**Exercise instructions:** Quote the data below in full, minus the images.

Recorded data:
====

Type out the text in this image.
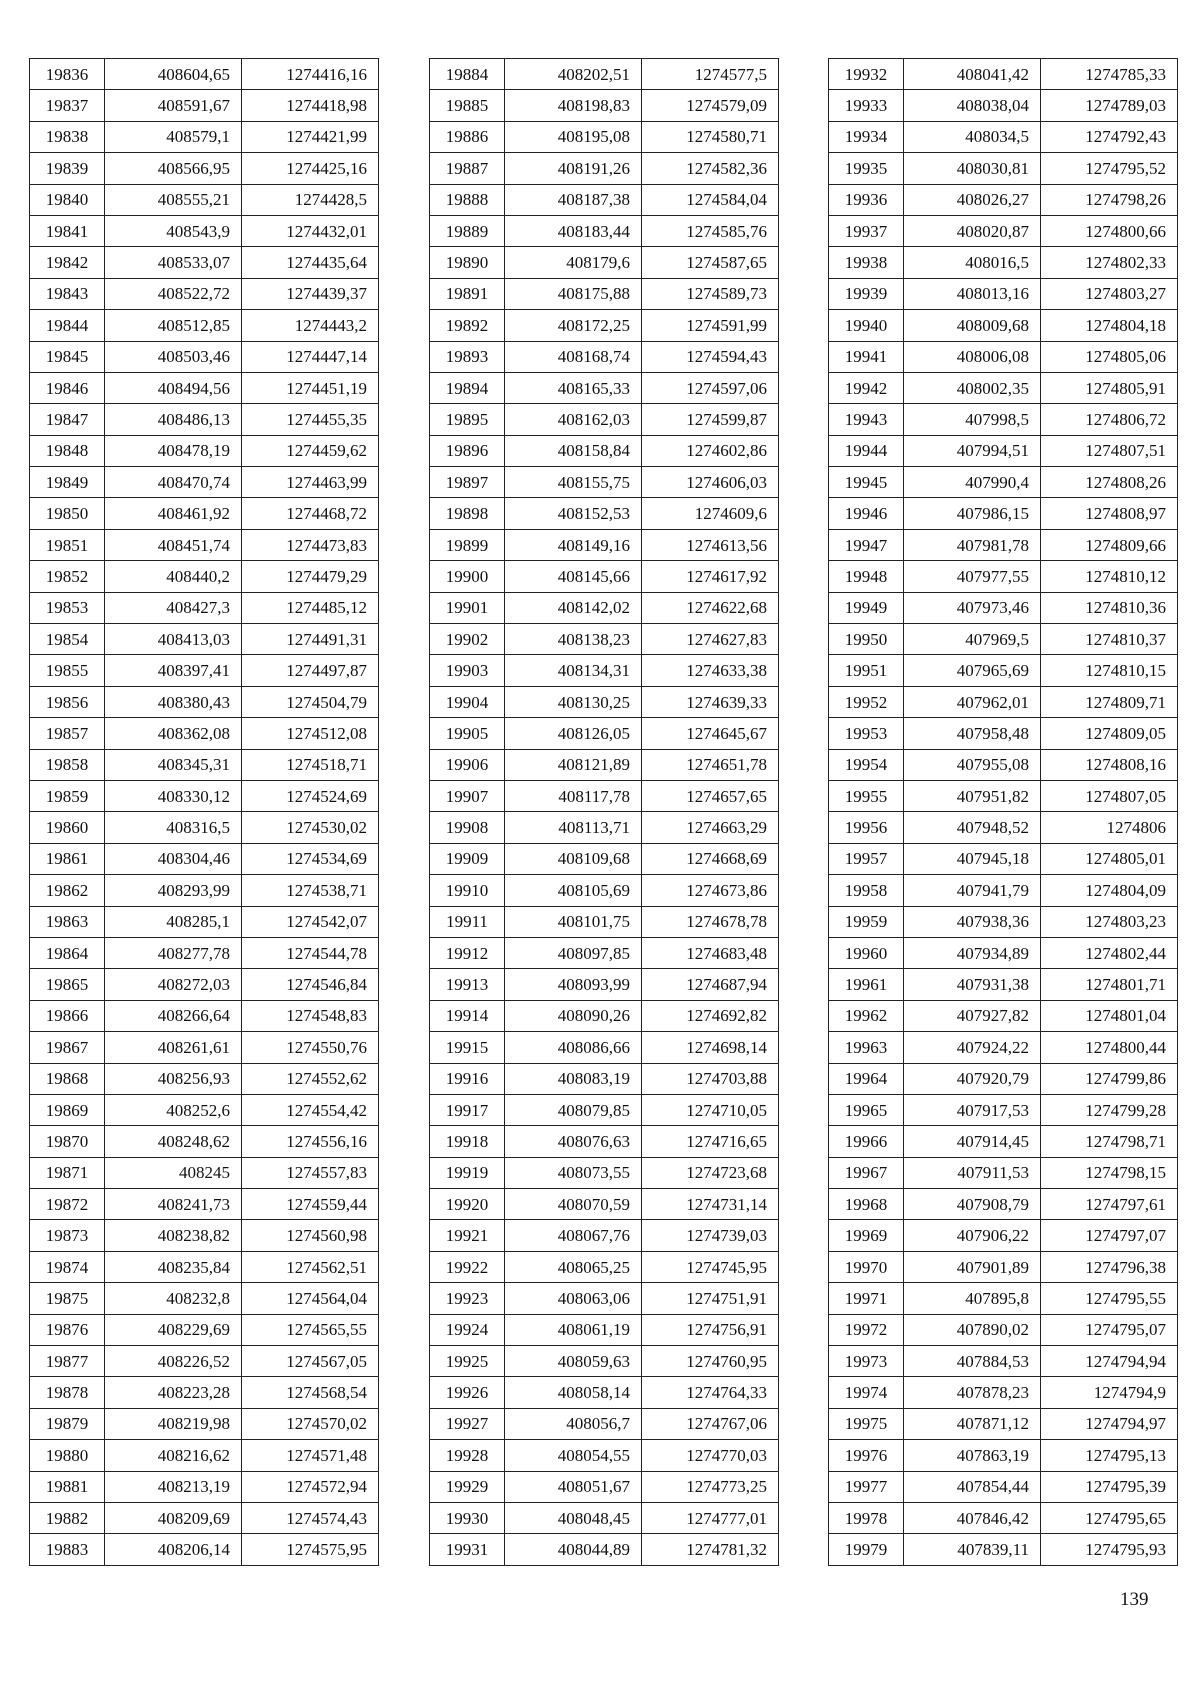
19836	408604,65	1274416,16
19837	408591,67	1274418,98
19838	408579,1	1274421,99
19839	408566,95	1274425,16
19840	408555,21	1274428,5
19841	408543,9	1274432,01
19842	408533,07	1274435,64
19843	408522,72	1274439,37
19844	408512,85	1274443,2
19845	408503,46	1274447,14
19846	408494,56	1274451,19
19847	408486,13	1274455,35
19848	408478,19	1274459,62
19849	408470,74	1274463,99
19850	408461,92	1274468,72
19851	408451,74	1274473,83
19852	408440,2	1274479,29
19853	408427,3	1274485,12
19854	408413,03	1274491,31
19855	408397,41	1274497,87
19856	408380,43	1274504,79
19857	408362,08	1274512,08
19858	408345,31	1274518,71
19859	408330,12	1274524,69
19860	408316,5	1274530,02
19861	408304,46	1274534,69
19862	408293,99	1274538,71
19863	408285,1	1274542,07
19864	408277,78	1274544,78
19865	408272,03	1274546,84
19866	408266,64	1274548,83
19867	408261,61	1274550,76
19868	408256,93	1274552,62
19869	408252,6	1274554,42
19870	408248,62	1274556,16
19871	408245	1274557,83
19872	408241,73	1274559,44
19873	408238,82	1274560,98
19874	408235,84	1274562,51
19875	408232,8	1274564,04
19876	408229,69	1274565,55
19877	408226,52	1274567,05
19878	408223,28	1274568,54
19879	408219,98	1274570,02
19880	408216,62	1274571,48
19881	408213,19	1274572,94
19882	408209,69	1274574,43
19883	408206,14	1274575,95
19884	408202,51	1274577,5
19885	408198,83	1274579,09
19886	408195,08	1274580,71
19887	408191,26	1274582,36
19888	408187,38	1274584,04
19889	408183,44	1274585,76
19890	408179,6	1274587,65
19891	408175,88	1274589,73
19892	408172,25	1274591,99
19893	408168,74	1274594,43
19894	408165,33	1274597,06
19895	408162,03	1274599,87
19896	408158,84	1274602,86
19897	408155,75	1274606,03
19898	408152,53	1274609,6
19899	408149,16	1274613,56
19900	408145,66	1274617,92
19901	408142,02	1274622,68
19902	408138,23	1274627,83
19903	408134,31	1274633,38
19904	408130,25	1274639,33
19905	408126,05	1274645,67
19906	408121,89	1274651,78
19907	408117,78	1274657,65
19908	408113,71	1274663,29
19909	408109,68	1274668,69
19910	408105,69	1274673,86
19911	408101,75	1274678,78
19912	408097,85	1274683,48
19913	408093,99	1274687,94
19914	408090,26	1274692,82
19915	408086,66	1274698,14
19916	408083,19	1274703,88
19917	408079,85	1274710,05
19918	408076,63	1274716,65
19919	408073,55	1274723,68
19920	408070,59	1274731,14
19921	408067,76	1274739,03
19922	408065,25	1274745,95
19923	408063,06	1274751,91
19924	408061,19	1274756,91
19925	408059,63	1274760,95
19926	408058,14	1274764,33
19927	408056,7	1274767,06
19928	408054,55	1274770,03
19929	408051,67	1274773,25
19930	408048,45	1274777,01
19931	408044,89	1274781,32
19932	408041,42	1274785,33
19933	408038,04	1274789,03
19934	408034,5	1274792,43
19935	408030,81	1274795,52
19936	408026,27	1274798,26
19937	408020,87	1274800,66
19938	408016,5	1274802,33
19939	408013,16	1274803,27
19940	408009,68	1274804,18
19941	408006,08	1274805,06
19942	408002,35	1274805,91
19943	407998,5	1274806,72
19944	407994,51	1274807,51
19945	407990,4	1274808,26
19946	407986,15	1274808,97
19947	407981,78	1274809,66
19948	407977,55	1274810,12
19949	407973,46	1274810,36
19950	407969,5	1274810,37
19951	407965,69	1274810,15
19952	407962,01	1274809,71
19953	407958,48	1274809,05
19954	407955,08	1274808,16
19955	407951,82	1274807,05
19956	407948,52	1274806
19957	407945,18	1274805,01
19958	407941,79	1274804,09
19959	407938,36	1274803,23
19960	407934,89	1274802,44
19961	407931,38	1274801,71
19962	407927,82	1274801,04
19963	407924,22	1274800,44
19964	407920,79	1274799,86
19965	407917,53	1274799,28
19966	407914,45	1274798,71
19967	407911,53	1274798,15
19968	407908,79	1274797,61
19969	407906,22	1274797,07
19970	407901,89	1274796,38
19971	407895,8	1274795,55
19972	407890,02	1274795,07
19973	407884,53	1274794,94
19974	407878,23	1274794,9
19975	407871,12	1274794,97
19976	407863,19	1274795,13
19977	407854,44	1274795,39
19978	407846,42	1274795,65
19979	407839,11	1274795,93
139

====

**Output for this task:**
Type out the text in this image.
19836	408604,65	1274416,16
19837	408591,67	1274418,98
19838	408579,1	1274421,99
19839	408566,95	1274425,16
19840	408555,21	1274428,5
19841	408543,9	1274432,01
19842	408533,07	1274435,64
19843	408522,72	1274439,37
19844	408512,85	1274443,2
19845	408503,46	1274447,14
19846	408494,56	1274451,19
19847	408486,13	1274455,35
19848	408478,19	1274459,62
19849	408470,74	1274463,99
19850	408461,92	1274468,72
19851	408451,74	1274473,83
19852	408440,2	1274479,29
19853	408427,3	1274485,12
19854	408413,03	1274491,31
19855	408397,41	1274497,87
19856	408380,43	1274504,79
19857	408362,08	1274512,08
19858	408345,31	1274518,71
19859	408330,12	1274524,69
19860	408316,5	1274530,02
19861	408304,46	1274534,69
19862	408293,99	1274538,71
19863	408285,1	1274542,07
19864	408277,78	1274544,78
19865	408272,03	1274546,84
19866	408266,64	1274548,83
19867	408261,61	1274550,76
19868	408256,93	1274552,62
19869	408252,6	1274554,42
19870	408248,62	1274556,16
19871	408245	1274557,83
19872	408241,73	1274559,44
19873	408238,82	1274560,98
19874	408235,84	1274562,51
19875	408232,8	1274564,04
19876	408229,69	1274565,55
19877	408226,52	1274567,05
19878	408223,28	1274568,54
19879	408219,98	1274570,02
19880	408216,62	1274571,48
19881	408213,19	1274572,94
19882	408209,69	1274574,43
19883	408206,14	1274575,95
19884	408202,51	1274577,5
19885	408198,83	1274579,09
19886	408195,08	1274580,71
19887	408191,26	1274582,36
19888	408187,38	1274584,04
19889	408183,44	1274585,76
19890	408179,6	1274587,65
19891	408175,88	1274589,73
19892	408172,25	1274591,99
19893	408168,74	1274594,43
19894	408165,33	1274597,06
19895	408162,03	1274599,87
19896	408158,84	1274602,86
19897	408155,75	1274606,03
19898	408152,53	1274609,6
19899	408149,16	1274613,56
19900	408145,66	1274617,92
19901	408142,02	1274622,68
19902	408138,23	1274627,83
19903	408134,31	1274633,38
19904	408130,25	1274639,33
19905	408126,05	1274645,67
19906	408121,89	1274651,78
19907	408117,78	1274657,65
19908	408113,71	1274663,29
19909	408109,68	1274668,69
19910	408105,69	1274673,86
19911	408101,75	1274678,78
19912	408097,85	1274683,48
19913	408093,99	1274687,94
19914	408090,26	1274692,82
19915	408086,66	1274698,14
19916	408083,19	1274703,88
19917	408079,85	1274710,05
19918	408076,63	1274716,65
19919	408073,55	1274723,68
19920	408070,59	1274731,14
19921	408067,76	1274739,03
19922	408065,25	1274745,95
19923	408063,06	1274751,91
19924	408061,19	1274756,91
19925	408059,63	1274760,95
19926	408058,14	1274764,33
19927	408056,7	1274767,06
19928	408054,55	1274770,03
19929	408051,67	1274773,25
19930	408048,45	1274777,01
19931	408044,89	1274781,32
19932	408041,42	1274785,33
19933	408038,04	1274789,03
19934	408034,5	1274792,43
19935	408030,81	1274795,52
19936	408026,27	1274798,26
19937	408020,87	1274800,66
19938	408016,5	1274802,33
19939	408013,16	1274803,27
19940	408009,68	1274804,18
19941	408006,08	1274805,06
19942	408002,35	1274805,91
19943	407998,5	1274806,72
19944	407994,51	1274807,51
19945	407990,4	1274808,26
19946	407986,15	1274808,97
19947	407981,78	1274809,66
19948	407977,55	1274810,12
19949	407973,46	1274810,36
19950	407969,5	1274810,37
19951	407965,69	1274810,15
19952	407962,01	1274809,71
19953	407958,48	1274809,05
19954	407955,08	1274808,16
19955	407951,82	1274807,05
19956	407948,52	1274806
19957	407945,18	1274805,01
19958	407941,79	1274804,09
19959	407938,36	1274803,23
19960	407934,89	1274802,44
19961	407931,38	1274801,71
19962	407927,82	1274801,04
19963	407924,22	1274800,44
19964	407920,79	1274799,86
19965	407917,53	1274799,28
19966	407914,45	1274798,71
19967	407911,53	1274798,15
19968	407908,79	1274797,61
19969	407906,22	1274797,07
19970	407901,89	1274796,38
19971	407895,8	1274795,55
19972	407890,02	1274795,07
19973	407884,53	1274794,94
19974	407878,23	1274794,9
19975	407871,12	1274794,97
19976	407863,19	1274795,13
19977	407854,44	1274795,39
19978	407846,42	1274795,65
19979	407839,11	1274795,93
139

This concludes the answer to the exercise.